● PROBLEM TO SOLVE
Copy the data exactly as it appears, and do not include any pictures.

● EXCERPTED RECORDS
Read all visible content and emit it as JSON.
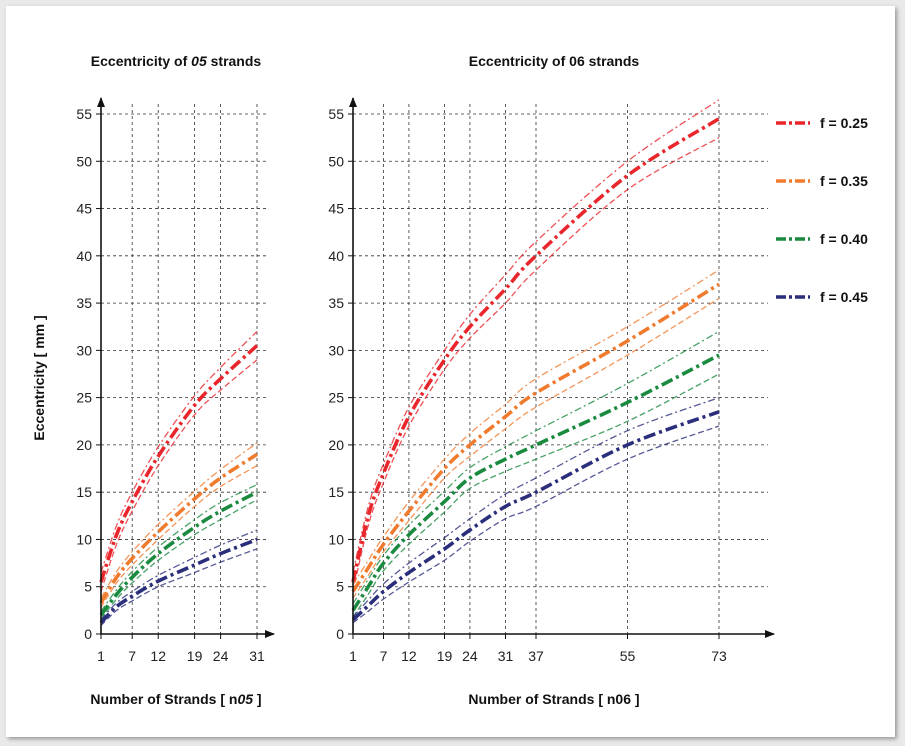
{
  "figure": {
    "ylabel": "Eccentricity  [ mm ]"
  },
  "chart_data": [
    {
      "type": "line",
      "title_prefix": "Eccentricity of ",
      "title_italic": "05",
      "title_suffix": " strands",
      "xlabel_prefix": "Number of Strands  [ n",
      "xlabel_italic": "05",
      "xlabel_suffix": " ]",
      "ylabel": "Eccentricity  [ mm ]",
      "x_ticks": [
        1,
        7,
        12,
        19,
        24,
        31
      ],
      "y_ticks": [
        0,
        5,
        10,
        15,
        20,
        25,
        30,
        35,
        40,
        45,
        50,
        55
      ],
      "xlim": [
        1,
        31
      ],
      "ylim": [
        0,
        55
      ],
      "grid": true,
      "series": [
        {
          "name": "f = 0.25",
          "color": "#e8262b",
          "x": [
            1,
            4,
            7,
            12,
            19,
            24,
            31
          ],
          "values": [
            5.5,
            10.5,
            14.0,
            18.8,
            24.2,
            27.0,
            30.5
          ],
          "upper": [
            6.5,
            11.5,
            15.0,
            19.8,
            25.2,
            28.2,
            32.0
          ],
          "lower": [
            4.5,
            9.5,
            13.0,
            17.8,
            23.2,
            25.8,
            29.0
          ]
        },
        {
          "name": "f = 0.35",
          "color": "#f07b2f",
          "x": [
            1,
            4,
            7,
            12,
            19,
            24,
            31
          ],
          "values": [
            3.3,
            6.0,
            8.0,
            10.8,
            14.3,
            16.5,
            19.0
          ],
          "upper": [
            3.8,
            6.6,
            8.7,
            11.6,
            15.1,
            17.4,
            20.2
          ],
          "lower": [
            2.8,
            5.4,
            7.3,
            10.0,
            13.5,
            15.6,
            17.8
          ]
        },
        {
          "name": "f = 0.40",
          "color": "#1a8a3f",
          "x": [
            1,
            4,
            7,
            12,
            19,
            24,
            31
          ],
          "values": [
            2.0,
            4.2,
            6.0,
            8.5,
            11.3,
            13.0,
            15.0
          ],
          "upper": [
            2.4,
            4.7,
            6.6,
            9.2,
            12.1,
            13.9,
            15.8
          ],
          "lower": [
            1.6,
            3.7,
            5.4,
            7.8,
            10.5,
            12.1,
            14.2
          ]
        },
        {
          "name": "f = 0.45",
          "color": "#2b2e7a",
          "x": [
            1,
            4,
            7,
            12,
            19,
            24,
            31
          ],
          "values": [
            1.2,
            2.9,
            4.0,
            5.6,
            7.3,
            8.5,
            10.0
          ],
          "upper": [
            1.5,
            3.3,
            4.5,
            6.2,
            8.1,
            9.4,
            11.0
          ],
          "lower": [
            0.9,
            2.5,
            3.5,
            5.0,
            6.5,
            7.6,
            9.0
          ]
        }
      ]
    },
    {
      "type": "line",
      "title": "Eccentricity of 06 strands",
      "xlabel": "Number of Strands  [ n06 ]",
      "ylabel": "",
      "x_ticks": [
        1,
        7,
        12,
        19,
        24,
        31,
        37,
        55,
        73
      ],
      "y_ticks": [
        0,
        5,
        10,
        15,
        20,
        25,
        30,
        35,
        40,
        45,
        50,
        55
      ],
      "xlim": [
        1,
        73
      ],
      "ylim": [
        0,
        55
      ],
      "grid": true,
      "legend": "right",
      "series": [
        {
          "name": "f = 0.25",
          "color": "#e8262b",
          "x": [
            1,
            4,
            7,
            12,
            19,
            24,
            31,
            37,
            55,
            73
          ],
          "values": [
            5.5,
            12.5,
            17.0,
            23.0,
            29.0,
            32.5,
            36.5,
            40.0,
            48.5,
            54.5
          ],
          "upper": [
            6.5,
            13.5,
            18.0,
            24.0,
            30.0,
            33.8,
            38.0,
            41.5,
            50.0,
            56.5
          ],
          "lower": [
            4.5,
            11.5,
            16.0,
            22.0,
            28.0,
            31.3,
            35.0,
            38.5,
            47.0,
            52.5
          ]
        },
        {
          "name": "f = 0.35",
          "color": "#f07b2f",
          "x": [
            1,
            4,
            7,
            12,
            19,
            24,
            31,
            37,
            55,
            73
          ],
          "values": [
            4.5,
            7.0,
            9.5,
            13.0,
            17.5,
            20.0,
            23.0,
            25.5,
            31.0,
            37.0
          ],
          "upper": [
            5.2,
            7.8,
            10.3,
            14.0,
            18.5,
            21.2,
            24.3,
            27.0,
            32.5,
            38.5
          ],
          "lower": [
            3.8,
            6.2,
            8.7,
            12.0,
            16.5,
            18.8,
            21.7,
            24.0,
            29.5,
            35.5
          ]
        },
        {
          "name": "f = 0.40",
          "color": "#1a8a3f",
          "x": [
            1,
            4,
            7,
            12,
            19,
            24,
            31,
            37,
            55,
            73
          ],
          "values": [
            2.5,
            5.0,
            7.5,
            10.5,
            14.0,
            16.5,
            18.5,
            20.0,
            24.5,
            29.5
          ],
          "upper": [
            3.2,
            5.8,
            8.3,
            11.5,
            15.1,
            17.6,
            19.8,
            21.5,
            26.5,
            32.0
          ],
          "lower": [
            1.8,
            4.2,
            6.7,
            9.5,
            12.9,
            15.4,
            17.2,
            18.5,
            22.5,
            27.5
          ]
        },
        {
          "name": "f = 0.45",
          "color": "#2b2e7a",
          "x": [
            1,
            4,
            7,
            12,
            19,
            24,
            31,
            37,
            55,
            73
          ],
          "values": [
            1.5,
            3.0,
            4.5,
            6.5,
            9.0,
            11.0,
            13.5,
            15.0,
            20.0,
            23.5
          ],
          "upper": [
            1.8,
            3.6,
            5.3,
            7.5,
            10.2,
            12.2,
            14.8,
            16.5,
            21.5,
            25.0
          ],
          "lower": [
            1.2,
            2.4,
            3.7,
            5.5,
            7.8,
            9.8,
            12.2,
            13.5,
            18.5,
            22.0
          ]
        }
      ]
    }
  ]
}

● RESULT FOR THIS EXERCISE
Read all visible content and emit it as JSON.
{
  "figure": {
    "ylabel": "Eccentricity  [ mm ]"
  },
  "chart_data": [
    {
      "type": "line",
      "title_prefix": "Eccentricity of ",
      "title_italic": "05",
      "title_suffix": " strands",
      "xlabel_prefix": "Number of Strands  [ n",
      "xlabel_italic": "05",
      "xlabel_suffix": " ]",
      "ylabel": "Eccentricity  [ mm ]",
      "x_ticks": [
        1,
        7,
        12,
        19,
        24,
        31
      ],
      "y_ticks": [
        0,
        5,
        10,
        15,
        20,
        25,
        30,
        35,
        40,
        45,
        50,
        55
      ],
      "xlim": [
        1,
        31
      ],
      "ylim": [
        0,
        55
      ],
      "grid": true,
      "series": [
        {
          "name": "f = 0.25",
          "color": "#e8262b",
          "x": [
            1,
            4,
            7,
            12,
            19,
            24,
            31
          ],
          "values": [
            5.5,
            10.5,
            14.0,
            18.8,
            24.2,
            27.0,
            30.5
          ],
          "upper": [
            6.5,
            11.5,
            15.0,
            19.8,
            25.2,
            28.2,
            32.0
          ],
          "lower": [
            4.5,
            9.5,
            13.0,
            17.8,
            23.2,
            25.8,
            29.0
          ]
        },
        {
          "name": "f = 0.35",
          "color": "#f07b2f",
          "x": [
            1,
            4,
            7,
            12,
            19,
            24,
            31
          ],
          "values": [
            3.3,
            6.0,
            8.0,
            10.8,
            14.3,
            16.5,
            19.0
          ],
          "upper": [
            3.8,
            6.6,
            8.7,
            11.6,
            15.1,
            17.4,
            20.2
          ],
          "lower": [
            2.8,
            5.4,
            7.3,
            10.0,
            13.5,
            15.6,
            17.8
          ]
        },
        {
          "name": "f = 0.40",
          "color": "#1a8a3f",
          "x": [
            1,
            4,
            7,
            12,
            19,
            24,
            31
          ],
          "values": [
            2.0,
            4.2,
            6.0,
            8.5,
            11.3,
            13.0,
            15.0
          ],
          "upper": [
            2.4,
            4.7,
            6.6,
            9.2,
            12.1,
            13.9,
            15.8
          ],
          "lower": [
            1.6,
            3.7,
            5.4,
            7.8,
            10.5,
            12.1,
            14.2
          ]
        },
        {
          "name": "f = 0.45",
          "color": "#2b2e7a",
          "x": [
            1,
            4,
            7,
            12,
            19,
            24,
            31
          ],
          "values": [
            1.2,
            2.9,
            4.0,
            5.6,
            7.3,
            8.5,
            10.0
          ],
          "upper": [
            1.5,
            3.3,
            4.5,
            6.2,
            8.1,
            9.4,
            11.0
          ],
          "lower": [
            0.9,
            2.5,
            3.5,
            5.0,
            6.5,
            7.6,
            9.0
          ]
        }
      ]
    },
    {
      "type": "line",
      "title": "Eccentricity of 06 strands",
      "xlabel": "Number of Strands  [ n06 ]",
      "ylabel": "",
      "x_ticks": [
        1,
        7,
        12,
        19,
        24,
        31,
        37,
        55,
        73
      ],
      "y_ticks": [
        0,
        5,
        10,
        15,
        20,
        25,
        30,
        35,
        40,
        45,
        50,
        55
      ],
      "xlim": [
        1,
        73
      ],
      "ylim": [
        0,
        55
      ],
      "grid": true,
      "legend": "right",
      "series": [
        {
          "name": "f = 0.25",
          "color": "#e8262b",
          "x": [
            1,
            4,
            7,
            12,
            19,
            24,
            31,
            37,
            55,
            73
          ],
          "values": [
            5.5,
            12.5,
            17.0,
            23.0,
            29.0,
            32.5,
            36.5,
            40.0,
            48.5,
            54.5
          ],
          "upper": [
            6.5,
            13.5,
            18.0,
            24.0,
            30.0,
            33.8,
            38.0,
            41.5,
            50.0,
            56.5
          ],
          "lower": [
            4.5,
            11.5,
            16.0,
            22.0,
            28.0,
            31.3,
            35.0,
            38.5,
            47.0,
            52.5
          ]
        },
        {
          "name": "f = 0.35",
          "color": "#f07b2f",
          "x": [
            1,
            4,
            7,
            12,
            19,
            24,
            31,
            37,
            55,
            73
          ],
          "values": [
            4.5,
            7.0,
            9.5,
            13.0,
            17.5,
            20.0,
            23.0,
            25.5,
            31.0,
            37.0
          ],
          "upper": [
            5.2,
            7.8,
            10.3,
            14.0,
            18.5,
            21.2,
            24.3,
            27.0,
            32.5,
            38.5
          ],
          "lower": [
            3.8,
            6.2,
            8.7,
            12.0,
            16.5,
            18.8,
            21.7,
            24.0,
            29.5,
            35.5
          ]
        },
        {
          "name": "f = 0.40",
          "color": "#1a8a3f",
          "x": [
            1,
            4,
            7,
            12,
            19,
            24,
            31,
            37,
            55,
            73
          ],
          "values": [
            2.5,
            5.0,
            7.5,
            10.5,
            14.0,
            16.5,
            18.5,
            20.0,
            24.5,
            29.5
          ],
          "upper": [
            3.2,
            5.8,
            8.3,
            11.5,
            15.1,
            17.6,
            19.8,
            21.5,
            26.5,
            32.0
          ],
          "lower": [
            1.8,
            4.2,
            6.7,
            9.5,
            12.9,
            15.4,
            17.2,
            18.5,
            22.5,
            27.5
          ]
        },
        {
          "name": "f = 0.45",
          "color": "#2b2e7a",
          "x": [
            1,
            4,
            7,
            12,
            19,
            24,
            31,
            37,
            55,
            73
          ],
          "values": [
            1.5,
            3.0,
            4.5,
            6.5,
            9.0,
            11.0,
            13.5,
            15.0,
            20.0,
            23.5
          ],
          "upper": [
            1.8,
            3.6,
            5.3,
            7.5,
            10.2,
            12.2,
            14.8,
            16.5,
            21.5,
            25.0
          ],
          "lower": [
            1.2,
            2.4,
            3.7,
            5.5,
            7.8,
            9.8,
            12.2,
            13.5,
            18.5,
            22.0
          ]
        }
      ]
    }
  ]
}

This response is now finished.